━━━━━ SUPPLIED DATA ━━━━━
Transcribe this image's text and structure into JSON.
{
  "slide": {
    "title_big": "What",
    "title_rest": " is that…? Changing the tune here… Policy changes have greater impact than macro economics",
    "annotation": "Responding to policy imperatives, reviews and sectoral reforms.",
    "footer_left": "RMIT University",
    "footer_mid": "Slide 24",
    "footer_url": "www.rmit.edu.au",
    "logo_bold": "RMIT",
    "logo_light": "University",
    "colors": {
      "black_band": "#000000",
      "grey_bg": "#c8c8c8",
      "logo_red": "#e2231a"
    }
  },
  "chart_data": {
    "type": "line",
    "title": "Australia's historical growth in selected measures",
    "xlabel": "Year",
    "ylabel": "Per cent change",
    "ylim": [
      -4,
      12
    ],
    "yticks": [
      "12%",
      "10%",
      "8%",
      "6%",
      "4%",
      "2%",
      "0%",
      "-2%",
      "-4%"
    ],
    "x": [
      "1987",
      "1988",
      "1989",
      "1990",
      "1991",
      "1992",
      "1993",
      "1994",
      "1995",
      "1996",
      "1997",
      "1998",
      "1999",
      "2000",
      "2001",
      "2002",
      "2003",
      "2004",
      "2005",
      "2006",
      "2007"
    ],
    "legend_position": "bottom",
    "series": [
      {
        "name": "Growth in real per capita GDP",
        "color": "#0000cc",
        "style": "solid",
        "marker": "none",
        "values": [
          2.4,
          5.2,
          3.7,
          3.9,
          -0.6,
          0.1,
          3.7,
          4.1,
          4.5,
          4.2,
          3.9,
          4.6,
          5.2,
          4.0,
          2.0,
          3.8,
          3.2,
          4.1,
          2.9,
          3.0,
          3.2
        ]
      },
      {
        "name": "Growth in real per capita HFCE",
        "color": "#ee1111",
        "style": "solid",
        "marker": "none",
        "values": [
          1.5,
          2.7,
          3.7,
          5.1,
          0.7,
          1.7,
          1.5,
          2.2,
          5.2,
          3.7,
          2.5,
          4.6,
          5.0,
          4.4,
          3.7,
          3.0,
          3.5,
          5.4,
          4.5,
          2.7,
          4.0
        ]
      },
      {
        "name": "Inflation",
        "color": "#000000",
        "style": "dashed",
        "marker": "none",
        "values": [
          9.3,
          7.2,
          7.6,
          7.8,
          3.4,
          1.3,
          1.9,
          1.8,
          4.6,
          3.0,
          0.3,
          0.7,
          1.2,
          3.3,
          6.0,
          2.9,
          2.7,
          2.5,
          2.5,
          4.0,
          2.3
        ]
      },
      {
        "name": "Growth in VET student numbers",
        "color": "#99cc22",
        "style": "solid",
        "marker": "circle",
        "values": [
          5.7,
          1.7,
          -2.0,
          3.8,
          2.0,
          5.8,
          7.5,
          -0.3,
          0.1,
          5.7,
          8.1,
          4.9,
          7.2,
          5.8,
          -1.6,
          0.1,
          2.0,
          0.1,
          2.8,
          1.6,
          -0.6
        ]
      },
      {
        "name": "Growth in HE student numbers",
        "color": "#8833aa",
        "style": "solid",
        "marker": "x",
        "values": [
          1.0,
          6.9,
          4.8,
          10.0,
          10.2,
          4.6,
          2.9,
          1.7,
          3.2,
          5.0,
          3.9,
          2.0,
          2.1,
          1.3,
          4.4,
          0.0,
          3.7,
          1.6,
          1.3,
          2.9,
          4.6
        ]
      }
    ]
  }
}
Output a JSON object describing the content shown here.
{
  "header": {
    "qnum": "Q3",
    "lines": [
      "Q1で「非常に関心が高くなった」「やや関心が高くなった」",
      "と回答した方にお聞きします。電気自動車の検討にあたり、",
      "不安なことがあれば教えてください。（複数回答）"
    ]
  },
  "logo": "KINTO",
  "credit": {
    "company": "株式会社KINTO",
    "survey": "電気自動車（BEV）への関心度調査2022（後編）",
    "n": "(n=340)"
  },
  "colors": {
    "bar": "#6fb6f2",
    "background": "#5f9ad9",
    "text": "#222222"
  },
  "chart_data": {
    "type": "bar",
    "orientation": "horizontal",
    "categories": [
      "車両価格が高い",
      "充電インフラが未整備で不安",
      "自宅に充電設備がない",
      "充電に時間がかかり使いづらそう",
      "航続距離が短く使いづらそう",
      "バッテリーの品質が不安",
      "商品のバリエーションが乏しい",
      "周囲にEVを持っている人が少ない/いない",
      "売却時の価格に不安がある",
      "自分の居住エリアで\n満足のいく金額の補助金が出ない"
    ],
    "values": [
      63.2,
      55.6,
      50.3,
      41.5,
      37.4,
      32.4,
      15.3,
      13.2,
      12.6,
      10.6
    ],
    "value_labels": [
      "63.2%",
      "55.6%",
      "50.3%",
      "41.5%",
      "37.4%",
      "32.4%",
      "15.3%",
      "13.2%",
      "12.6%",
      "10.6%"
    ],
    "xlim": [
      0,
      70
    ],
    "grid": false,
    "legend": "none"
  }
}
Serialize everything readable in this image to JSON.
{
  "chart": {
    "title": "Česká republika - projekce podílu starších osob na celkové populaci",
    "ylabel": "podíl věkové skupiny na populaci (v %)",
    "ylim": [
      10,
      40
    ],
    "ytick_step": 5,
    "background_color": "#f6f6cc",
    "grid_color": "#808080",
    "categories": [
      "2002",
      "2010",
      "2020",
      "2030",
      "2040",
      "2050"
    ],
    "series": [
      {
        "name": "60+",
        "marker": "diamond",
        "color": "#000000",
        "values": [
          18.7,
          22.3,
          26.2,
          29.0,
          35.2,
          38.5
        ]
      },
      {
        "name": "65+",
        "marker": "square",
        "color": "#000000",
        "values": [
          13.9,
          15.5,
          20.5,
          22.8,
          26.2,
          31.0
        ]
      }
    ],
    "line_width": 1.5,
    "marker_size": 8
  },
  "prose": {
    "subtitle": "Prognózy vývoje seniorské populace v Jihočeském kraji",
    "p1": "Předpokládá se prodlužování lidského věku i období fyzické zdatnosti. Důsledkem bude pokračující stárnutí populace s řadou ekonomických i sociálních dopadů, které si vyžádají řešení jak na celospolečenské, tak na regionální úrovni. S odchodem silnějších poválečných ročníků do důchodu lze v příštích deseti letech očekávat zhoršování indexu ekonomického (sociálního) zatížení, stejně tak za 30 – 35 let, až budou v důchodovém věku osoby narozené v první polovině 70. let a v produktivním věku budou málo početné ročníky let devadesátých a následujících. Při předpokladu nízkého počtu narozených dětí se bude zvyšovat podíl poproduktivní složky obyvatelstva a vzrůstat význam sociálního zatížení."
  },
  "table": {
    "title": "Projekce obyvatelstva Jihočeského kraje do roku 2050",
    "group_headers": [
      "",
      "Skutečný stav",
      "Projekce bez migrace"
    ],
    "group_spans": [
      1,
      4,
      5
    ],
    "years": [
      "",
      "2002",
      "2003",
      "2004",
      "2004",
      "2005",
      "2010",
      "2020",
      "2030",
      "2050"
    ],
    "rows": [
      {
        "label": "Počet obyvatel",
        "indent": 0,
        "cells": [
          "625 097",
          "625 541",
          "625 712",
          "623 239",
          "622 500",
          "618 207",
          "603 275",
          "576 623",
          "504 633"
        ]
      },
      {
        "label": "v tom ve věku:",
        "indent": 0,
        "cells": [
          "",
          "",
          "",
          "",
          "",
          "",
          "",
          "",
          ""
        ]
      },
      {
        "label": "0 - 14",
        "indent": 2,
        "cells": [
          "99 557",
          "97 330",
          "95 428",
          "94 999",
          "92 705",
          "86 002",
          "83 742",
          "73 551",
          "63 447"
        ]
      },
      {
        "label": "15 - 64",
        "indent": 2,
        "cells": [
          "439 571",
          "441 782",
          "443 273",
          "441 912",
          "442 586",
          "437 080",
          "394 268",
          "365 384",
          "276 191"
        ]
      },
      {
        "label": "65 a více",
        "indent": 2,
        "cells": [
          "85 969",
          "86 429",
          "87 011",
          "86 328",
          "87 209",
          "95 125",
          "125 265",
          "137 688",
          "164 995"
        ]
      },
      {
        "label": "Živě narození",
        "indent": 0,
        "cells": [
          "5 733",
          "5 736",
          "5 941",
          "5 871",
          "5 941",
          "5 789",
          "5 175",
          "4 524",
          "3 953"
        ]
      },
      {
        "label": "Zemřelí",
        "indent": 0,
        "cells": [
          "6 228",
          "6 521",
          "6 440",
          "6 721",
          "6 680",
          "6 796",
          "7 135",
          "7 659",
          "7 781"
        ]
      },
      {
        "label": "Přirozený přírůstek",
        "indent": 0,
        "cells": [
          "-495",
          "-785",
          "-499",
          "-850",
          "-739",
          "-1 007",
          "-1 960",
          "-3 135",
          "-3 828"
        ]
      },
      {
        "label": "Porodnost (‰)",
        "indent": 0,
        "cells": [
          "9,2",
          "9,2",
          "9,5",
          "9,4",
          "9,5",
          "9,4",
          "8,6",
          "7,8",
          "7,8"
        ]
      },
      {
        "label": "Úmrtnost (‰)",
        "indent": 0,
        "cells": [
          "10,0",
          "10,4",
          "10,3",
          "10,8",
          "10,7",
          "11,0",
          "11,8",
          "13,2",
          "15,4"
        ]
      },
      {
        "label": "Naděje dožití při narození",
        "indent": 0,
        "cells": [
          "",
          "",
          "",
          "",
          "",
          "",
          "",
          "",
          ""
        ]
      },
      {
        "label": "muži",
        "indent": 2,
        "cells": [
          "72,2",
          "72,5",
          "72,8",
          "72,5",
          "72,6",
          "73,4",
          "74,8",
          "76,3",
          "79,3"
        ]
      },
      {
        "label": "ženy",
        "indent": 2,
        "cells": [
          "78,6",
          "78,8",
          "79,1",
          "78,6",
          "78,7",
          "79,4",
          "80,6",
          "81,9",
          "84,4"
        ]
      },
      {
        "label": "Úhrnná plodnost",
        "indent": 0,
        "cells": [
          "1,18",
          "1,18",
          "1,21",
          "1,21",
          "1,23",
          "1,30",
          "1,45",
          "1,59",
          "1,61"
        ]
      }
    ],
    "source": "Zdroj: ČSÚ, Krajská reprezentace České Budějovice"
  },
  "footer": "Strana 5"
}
━━━━━
STATED PROBLEM
Find the lines containing "narození" and list every one of them.

SOLVED PROBLEM
        "label": "Živě narození",
        "label": "Naděje dožití při narození",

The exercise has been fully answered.